Complete the following
1. In the growth hormone diary, rewrite the part starting at "December 2004 ~" and ending at "was short lived.", swapping "pharmacy" for "drugstore".
2. Answer these questions using the growth hormone diary:
(a) On what date was the newly assigned growth hormone FDA-approved for adults?
(b) How many weeks had the writer been on the growth hormone by later January 2005?
(c) Which test result in March 2005 meant the GH could not be increased?

Passage for review
As it turns out the insurance company rejected the brand of hGH that was prescribed for me. They gave me the ok for a growth hormone was just FDA-approved for adults on 11/4/04. The day this medication was approved for adults was the day after my insurance said that’s what is preferred for me. In the past, this form of hGH was only approved for children with height issues. Am I going to be a ginuea pig again? The new GH company has assigned a rep for me, has submitted info to the pharmacy, waiting for insurance approval, again.

December 2004 ~ I finally started the Growth Hormone last night – it’s like a rebirth for me. I look forward to having my life back in a few months!

January 2005 ~After a lot of phone calls and paperwork, the insurance company finally came through at the very last minute, just as I needed my second month’s supply. Of course, the pharmacy wouldn’t send it unless they were paid for the first month. They had verbal approval from the insurance, but the actual claim was denied. Talk about a cliff hanger!

Later January 2005 ~I’ve been on the growth hormone for 7 weeks now, and see no change in my tiredness and fatigue. A couple weeks ago, I thought there was a bit of improvement. I even exercised a little again, but that was short lived.

I feel like my stomach is getting bigger, and Tom says my face is looking more Cushie again. Maybe from the cortisone I’ve been taking since October. I can’t wait until my next endo appointment in March to increase my GH. I want to feel better already!

March 2005 ~ My IGF-1 was “normal” so I can’t increase the GH.

Data extracts
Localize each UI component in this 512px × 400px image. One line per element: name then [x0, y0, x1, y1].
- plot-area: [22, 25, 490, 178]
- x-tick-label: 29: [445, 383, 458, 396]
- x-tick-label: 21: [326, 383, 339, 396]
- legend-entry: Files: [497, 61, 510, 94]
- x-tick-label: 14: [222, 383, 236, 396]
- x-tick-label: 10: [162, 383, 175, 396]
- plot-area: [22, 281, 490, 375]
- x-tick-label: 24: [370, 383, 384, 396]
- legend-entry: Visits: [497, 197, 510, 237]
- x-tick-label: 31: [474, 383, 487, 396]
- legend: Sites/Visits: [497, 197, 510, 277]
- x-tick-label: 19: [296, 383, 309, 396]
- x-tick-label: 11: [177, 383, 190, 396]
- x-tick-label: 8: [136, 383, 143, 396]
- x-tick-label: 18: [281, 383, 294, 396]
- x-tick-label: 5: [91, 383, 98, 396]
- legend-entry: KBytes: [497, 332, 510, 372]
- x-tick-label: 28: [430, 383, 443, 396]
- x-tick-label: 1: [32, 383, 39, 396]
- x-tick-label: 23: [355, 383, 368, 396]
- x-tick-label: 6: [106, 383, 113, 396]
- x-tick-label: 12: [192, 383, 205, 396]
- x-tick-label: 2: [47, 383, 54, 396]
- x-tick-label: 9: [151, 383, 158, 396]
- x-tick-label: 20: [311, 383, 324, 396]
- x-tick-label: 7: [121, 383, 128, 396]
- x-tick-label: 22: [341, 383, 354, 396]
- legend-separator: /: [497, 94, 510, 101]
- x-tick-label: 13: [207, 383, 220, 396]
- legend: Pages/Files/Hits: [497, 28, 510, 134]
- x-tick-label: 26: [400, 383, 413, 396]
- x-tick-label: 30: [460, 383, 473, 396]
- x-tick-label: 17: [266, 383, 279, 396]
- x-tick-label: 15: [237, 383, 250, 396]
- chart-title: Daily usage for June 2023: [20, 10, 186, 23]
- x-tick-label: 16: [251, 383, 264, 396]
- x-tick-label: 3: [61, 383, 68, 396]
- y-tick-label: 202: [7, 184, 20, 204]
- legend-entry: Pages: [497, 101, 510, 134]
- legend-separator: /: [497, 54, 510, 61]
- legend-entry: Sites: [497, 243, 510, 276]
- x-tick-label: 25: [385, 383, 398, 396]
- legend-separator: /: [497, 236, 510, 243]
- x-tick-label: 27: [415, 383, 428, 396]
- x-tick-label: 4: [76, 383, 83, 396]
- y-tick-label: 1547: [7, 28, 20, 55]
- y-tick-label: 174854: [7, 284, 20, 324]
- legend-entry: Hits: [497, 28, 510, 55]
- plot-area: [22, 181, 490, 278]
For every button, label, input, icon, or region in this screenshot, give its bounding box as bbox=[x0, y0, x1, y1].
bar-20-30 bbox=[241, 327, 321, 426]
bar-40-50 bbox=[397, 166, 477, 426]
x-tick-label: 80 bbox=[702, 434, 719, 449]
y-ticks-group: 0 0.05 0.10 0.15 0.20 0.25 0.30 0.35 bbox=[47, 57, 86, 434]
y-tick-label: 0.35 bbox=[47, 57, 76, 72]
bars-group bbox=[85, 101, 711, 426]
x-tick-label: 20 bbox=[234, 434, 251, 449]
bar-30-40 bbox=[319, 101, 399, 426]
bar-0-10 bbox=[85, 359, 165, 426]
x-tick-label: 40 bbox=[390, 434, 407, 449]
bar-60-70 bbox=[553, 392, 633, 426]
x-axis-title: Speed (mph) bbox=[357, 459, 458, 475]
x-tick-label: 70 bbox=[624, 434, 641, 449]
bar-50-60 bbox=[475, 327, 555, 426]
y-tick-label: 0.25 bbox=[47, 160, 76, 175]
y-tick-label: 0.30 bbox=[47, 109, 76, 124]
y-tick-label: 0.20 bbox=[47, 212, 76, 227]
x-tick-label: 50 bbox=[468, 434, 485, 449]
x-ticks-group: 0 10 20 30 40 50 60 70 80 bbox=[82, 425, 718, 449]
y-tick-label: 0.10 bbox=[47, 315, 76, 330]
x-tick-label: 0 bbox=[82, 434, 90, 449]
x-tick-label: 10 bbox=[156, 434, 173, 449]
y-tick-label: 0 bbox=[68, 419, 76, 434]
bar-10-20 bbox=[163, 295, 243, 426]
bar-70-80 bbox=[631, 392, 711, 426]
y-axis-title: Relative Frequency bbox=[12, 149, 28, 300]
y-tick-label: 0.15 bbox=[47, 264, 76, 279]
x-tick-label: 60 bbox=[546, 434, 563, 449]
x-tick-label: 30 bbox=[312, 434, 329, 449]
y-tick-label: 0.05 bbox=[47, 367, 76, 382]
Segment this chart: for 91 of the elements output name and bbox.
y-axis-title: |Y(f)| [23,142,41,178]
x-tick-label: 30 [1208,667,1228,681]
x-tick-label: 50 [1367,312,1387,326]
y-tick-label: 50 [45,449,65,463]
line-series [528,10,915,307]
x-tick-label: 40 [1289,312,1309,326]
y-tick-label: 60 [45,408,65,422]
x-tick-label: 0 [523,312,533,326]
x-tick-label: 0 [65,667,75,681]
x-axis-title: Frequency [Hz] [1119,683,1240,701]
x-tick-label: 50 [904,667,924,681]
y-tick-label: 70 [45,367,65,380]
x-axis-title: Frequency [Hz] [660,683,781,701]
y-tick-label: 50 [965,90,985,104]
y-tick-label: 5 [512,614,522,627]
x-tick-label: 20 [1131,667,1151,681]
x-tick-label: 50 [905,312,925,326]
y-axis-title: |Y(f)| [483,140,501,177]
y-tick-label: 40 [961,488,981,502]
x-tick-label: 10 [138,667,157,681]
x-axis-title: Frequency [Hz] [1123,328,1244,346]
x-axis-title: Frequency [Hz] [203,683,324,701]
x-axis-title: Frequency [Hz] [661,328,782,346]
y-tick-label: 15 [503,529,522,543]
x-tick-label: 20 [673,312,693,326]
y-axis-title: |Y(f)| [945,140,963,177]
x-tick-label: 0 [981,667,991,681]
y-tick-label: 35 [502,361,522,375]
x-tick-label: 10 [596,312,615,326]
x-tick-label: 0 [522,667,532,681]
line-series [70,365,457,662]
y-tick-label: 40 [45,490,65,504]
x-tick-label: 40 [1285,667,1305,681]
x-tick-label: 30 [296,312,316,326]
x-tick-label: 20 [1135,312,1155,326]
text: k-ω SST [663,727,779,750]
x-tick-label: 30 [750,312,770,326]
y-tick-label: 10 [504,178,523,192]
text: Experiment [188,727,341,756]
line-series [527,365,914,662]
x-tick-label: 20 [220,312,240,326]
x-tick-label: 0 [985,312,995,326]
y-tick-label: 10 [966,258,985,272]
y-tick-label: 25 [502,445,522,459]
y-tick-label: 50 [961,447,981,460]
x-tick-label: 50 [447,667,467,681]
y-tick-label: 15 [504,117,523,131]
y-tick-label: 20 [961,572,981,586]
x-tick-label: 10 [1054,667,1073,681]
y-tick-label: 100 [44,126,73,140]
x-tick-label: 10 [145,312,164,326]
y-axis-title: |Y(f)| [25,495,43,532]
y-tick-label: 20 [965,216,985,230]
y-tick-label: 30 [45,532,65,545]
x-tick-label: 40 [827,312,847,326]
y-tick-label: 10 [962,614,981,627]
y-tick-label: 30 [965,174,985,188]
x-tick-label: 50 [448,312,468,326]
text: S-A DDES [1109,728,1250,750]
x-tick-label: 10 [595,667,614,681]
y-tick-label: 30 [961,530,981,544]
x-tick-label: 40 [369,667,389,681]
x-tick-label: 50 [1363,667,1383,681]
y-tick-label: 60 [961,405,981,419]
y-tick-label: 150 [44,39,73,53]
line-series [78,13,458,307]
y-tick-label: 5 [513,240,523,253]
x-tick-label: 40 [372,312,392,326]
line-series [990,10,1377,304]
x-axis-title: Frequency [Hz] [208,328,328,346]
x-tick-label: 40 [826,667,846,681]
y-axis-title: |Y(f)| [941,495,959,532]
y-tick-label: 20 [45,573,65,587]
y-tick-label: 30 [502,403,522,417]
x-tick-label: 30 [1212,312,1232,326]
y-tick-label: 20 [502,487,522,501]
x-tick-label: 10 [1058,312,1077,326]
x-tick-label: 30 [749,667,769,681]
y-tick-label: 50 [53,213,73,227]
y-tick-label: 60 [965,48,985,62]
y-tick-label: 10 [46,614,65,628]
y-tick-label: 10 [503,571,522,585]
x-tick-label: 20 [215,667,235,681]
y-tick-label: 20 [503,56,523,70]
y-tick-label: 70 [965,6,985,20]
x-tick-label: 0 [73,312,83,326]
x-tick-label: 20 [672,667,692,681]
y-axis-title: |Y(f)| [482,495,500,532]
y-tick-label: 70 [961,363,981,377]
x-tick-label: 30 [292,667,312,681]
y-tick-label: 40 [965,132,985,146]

Responses in order
1.
December 2004 ~ I finally started the Growth Hormone last night – it’s like a rebirth for me. I look forward to having my life back in a few months!

January 2005 ~After a lot of phone calls and paperwork, the insurance company finally came through at the very last minute, just as I needed my second month’s supply. Of course, the drugstore wouldn’t send it unless they were paid for the first month. They had verbal approval from the insurance, but the actual claim was denied. Talk about a cliff hanger!

Later January 2005 ~I’ve been on the growth hormone for 7 weeks now, and see no change in my tiredness and fatigue. A couple weeks ago, I thought there was a bit of improvement. I even exercised a little again, but that was short lived.

2.
(a) 11/4/04
(b) 7 weeks
(c) The IGF-1, which was "normal"